## Do this
Answer these three questions from the passage about the ghost below, one line each:
1. How is the speaker's critique read?
2. How is the recited ancient poem of lament interpreted?
3. What does the native become in this tension?

## Excerpt to read
....................
A ghost hovers between realms, condemned to drift in half-lit corridors. In your society, I speak a language that you do not hear. I attempt to slip my messages through the cracks in your conceptual edifice, but they appear violent. In the West, suspicion is immediate upon hearing the accent of an enemy. My critique is read as bitterness, my warnings dismissed as fanaticism, and my presence is endured rather than invited. The ghost is not simply an invisible figure; it is a messenger from a reality that you have refused to incorporate. And how can a ghost and a native communicate, if they do not share the architecture of language or the bedrock of lived experience? So often, the attempt to make contact collapses. I recite an ancient poem of lament; you interpret it as a threat. I offer an alternative vision of existence; you categorise it as an alien dogma. Thus, the dialogue is lost, both sides fracturing further into misinterpretation. In this tension, the ghost becomes a phantom menace, while the native becomes a fearful sentinel.
....................
Item position entries:
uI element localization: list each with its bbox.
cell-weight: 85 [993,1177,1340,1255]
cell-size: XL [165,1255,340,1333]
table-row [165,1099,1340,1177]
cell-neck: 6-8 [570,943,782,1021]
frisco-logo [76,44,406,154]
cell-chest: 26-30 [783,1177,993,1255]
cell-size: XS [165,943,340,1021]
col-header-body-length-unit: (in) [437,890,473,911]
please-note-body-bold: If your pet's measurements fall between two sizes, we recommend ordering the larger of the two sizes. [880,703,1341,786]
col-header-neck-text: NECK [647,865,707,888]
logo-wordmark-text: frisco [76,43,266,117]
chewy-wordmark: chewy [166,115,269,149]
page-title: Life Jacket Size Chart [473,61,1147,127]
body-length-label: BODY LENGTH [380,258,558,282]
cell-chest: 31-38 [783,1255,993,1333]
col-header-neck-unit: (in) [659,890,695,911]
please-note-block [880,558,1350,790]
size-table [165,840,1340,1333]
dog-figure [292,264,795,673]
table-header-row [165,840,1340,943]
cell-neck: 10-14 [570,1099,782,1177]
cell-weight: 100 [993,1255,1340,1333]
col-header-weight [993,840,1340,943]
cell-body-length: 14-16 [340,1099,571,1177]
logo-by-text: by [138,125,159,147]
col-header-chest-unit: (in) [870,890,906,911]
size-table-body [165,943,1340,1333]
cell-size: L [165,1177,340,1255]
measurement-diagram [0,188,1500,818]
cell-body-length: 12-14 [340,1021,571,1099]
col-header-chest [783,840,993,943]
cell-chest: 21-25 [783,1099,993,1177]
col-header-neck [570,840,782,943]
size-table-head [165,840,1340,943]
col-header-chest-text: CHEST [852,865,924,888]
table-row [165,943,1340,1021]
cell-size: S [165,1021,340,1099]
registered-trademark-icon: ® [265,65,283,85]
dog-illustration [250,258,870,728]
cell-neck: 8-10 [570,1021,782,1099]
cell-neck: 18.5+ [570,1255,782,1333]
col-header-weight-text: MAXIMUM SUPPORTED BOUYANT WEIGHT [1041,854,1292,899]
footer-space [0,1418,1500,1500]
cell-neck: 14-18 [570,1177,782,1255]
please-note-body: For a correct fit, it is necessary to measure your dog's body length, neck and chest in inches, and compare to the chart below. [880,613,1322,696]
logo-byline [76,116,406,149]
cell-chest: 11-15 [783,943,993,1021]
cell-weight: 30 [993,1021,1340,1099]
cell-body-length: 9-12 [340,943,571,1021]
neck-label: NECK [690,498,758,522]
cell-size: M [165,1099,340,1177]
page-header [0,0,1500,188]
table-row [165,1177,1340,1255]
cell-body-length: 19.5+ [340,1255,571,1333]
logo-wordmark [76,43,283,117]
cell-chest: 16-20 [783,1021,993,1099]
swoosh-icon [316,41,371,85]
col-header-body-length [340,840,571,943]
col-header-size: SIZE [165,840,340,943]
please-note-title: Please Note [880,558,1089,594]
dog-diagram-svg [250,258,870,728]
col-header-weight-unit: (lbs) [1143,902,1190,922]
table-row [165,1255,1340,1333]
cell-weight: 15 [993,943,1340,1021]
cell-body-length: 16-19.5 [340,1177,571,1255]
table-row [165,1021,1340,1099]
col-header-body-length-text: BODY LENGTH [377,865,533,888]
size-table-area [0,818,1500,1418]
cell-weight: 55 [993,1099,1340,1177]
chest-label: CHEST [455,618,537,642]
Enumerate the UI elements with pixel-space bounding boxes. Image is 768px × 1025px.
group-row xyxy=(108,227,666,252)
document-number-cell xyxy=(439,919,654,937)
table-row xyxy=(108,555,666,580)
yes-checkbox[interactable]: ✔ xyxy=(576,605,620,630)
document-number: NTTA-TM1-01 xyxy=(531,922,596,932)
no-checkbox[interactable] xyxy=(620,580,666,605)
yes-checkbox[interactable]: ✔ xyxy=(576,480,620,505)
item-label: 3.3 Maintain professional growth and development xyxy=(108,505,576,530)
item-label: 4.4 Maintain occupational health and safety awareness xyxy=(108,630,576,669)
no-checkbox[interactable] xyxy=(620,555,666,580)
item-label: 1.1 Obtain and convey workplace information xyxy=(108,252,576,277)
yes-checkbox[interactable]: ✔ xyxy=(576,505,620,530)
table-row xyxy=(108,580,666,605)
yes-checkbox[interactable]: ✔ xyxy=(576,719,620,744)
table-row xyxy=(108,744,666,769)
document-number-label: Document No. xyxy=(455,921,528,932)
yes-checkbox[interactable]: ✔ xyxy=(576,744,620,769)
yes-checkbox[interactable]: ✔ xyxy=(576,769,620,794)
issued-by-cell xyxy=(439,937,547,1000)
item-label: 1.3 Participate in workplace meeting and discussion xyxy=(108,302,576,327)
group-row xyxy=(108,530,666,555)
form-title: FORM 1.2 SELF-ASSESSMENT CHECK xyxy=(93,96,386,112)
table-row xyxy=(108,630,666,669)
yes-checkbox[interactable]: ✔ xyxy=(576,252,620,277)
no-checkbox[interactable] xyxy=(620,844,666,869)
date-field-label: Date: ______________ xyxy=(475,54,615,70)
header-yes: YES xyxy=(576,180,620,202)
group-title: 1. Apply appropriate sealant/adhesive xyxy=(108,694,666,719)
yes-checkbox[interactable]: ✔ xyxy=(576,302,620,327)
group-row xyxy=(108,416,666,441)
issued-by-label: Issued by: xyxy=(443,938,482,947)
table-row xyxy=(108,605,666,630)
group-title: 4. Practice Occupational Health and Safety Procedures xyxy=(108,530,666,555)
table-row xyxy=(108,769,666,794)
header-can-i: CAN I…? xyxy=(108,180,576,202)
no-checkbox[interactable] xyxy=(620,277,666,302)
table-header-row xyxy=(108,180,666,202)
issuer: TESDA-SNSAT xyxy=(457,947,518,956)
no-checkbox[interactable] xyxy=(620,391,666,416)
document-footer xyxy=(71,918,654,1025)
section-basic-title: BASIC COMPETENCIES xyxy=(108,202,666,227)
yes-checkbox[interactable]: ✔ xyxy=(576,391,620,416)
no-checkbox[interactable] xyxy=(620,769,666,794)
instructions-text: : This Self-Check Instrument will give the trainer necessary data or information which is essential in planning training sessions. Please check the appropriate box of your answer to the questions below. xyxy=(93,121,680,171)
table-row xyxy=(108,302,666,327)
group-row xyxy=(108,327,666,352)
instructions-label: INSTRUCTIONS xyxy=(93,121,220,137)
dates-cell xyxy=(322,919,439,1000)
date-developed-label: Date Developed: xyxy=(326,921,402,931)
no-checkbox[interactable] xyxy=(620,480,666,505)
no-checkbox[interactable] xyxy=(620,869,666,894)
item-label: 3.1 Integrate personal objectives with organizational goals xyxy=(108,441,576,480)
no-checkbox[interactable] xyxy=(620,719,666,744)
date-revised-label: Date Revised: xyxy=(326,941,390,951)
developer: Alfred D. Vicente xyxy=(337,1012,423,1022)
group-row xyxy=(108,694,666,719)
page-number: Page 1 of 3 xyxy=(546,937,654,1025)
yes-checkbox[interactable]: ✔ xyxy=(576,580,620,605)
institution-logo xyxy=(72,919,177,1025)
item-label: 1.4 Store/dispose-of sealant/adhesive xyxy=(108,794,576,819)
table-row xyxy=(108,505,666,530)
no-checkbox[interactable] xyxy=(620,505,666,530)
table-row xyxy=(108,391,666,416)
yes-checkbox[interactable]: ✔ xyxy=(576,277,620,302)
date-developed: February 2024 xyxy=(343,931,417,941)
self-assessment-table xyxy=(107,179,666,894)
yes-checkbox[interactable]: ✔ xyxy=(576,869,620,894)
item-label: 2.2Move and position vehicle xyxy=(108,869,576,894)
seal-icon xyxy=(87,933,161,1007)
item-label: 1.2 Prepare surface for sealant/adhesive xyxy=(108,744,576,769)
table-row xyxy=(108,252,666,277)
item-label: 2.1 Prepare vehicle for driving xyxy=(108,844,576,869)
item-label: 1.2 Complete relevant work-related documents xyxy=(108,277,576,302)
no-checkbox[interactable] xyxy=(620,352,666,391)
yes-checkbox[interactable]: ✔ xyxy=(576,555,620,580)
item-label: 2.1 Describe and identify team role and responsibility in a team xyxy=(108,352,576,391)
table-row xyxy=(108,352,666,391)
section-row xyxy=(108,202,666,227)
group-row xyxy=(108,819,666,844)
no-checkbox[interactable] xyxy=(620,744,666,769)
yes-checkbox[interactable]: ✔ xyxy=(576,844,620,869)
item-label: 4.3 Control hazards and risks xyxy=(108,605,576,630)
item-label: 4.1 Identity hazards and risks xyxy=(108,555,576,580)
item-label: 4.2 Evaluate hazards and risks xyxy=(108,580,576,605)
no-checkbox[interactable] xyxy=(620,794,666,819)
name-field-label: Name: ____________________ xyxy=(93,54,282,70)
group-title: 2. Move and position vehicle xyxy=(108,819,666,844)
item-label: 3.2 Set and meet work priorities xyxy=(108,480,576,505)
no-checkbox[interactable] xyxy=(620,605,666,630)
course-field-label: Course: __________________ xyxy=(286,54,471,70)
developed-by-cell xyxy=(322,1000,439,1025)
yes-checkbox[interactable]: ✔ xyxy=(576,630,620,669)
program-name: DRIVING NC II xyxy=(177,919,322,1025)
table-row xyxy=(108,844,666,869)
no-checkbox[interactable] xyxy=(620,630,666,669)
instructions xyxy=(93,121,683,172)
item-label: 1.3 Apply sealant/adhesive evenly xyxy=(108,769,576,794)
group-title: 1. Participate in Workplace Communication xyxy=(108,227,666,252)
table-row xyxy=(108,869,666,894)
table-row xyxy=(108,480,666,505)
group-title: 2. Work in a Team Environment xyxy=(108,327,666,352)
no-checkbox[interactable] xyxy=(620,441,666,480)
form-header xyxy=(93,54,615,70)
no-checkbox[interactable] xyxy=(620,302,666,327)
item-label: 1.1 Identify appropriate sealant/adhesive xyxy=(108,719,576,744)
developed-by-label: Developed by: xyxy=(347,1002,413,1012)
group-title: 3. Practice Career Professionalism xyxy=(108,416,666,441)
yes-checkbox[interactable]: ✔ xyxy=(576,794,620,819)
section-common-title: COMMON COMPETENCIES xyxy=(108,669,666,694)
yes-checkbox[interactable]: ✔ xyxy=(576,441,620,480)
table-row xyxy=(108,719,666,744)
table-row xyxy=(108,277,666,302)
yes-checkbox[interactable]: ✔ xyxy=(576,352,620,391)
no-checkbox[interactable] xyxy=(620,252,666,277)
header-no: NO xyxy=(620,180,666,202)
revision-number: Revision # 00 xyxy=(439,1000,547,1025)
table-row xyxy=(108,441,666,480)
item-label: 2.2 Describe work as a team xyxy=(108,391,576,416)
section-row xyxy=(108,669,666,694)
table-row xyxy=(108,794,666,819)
....................
## In response
1. As bitterness.
2. As a threat.
3. A fearful sentinel.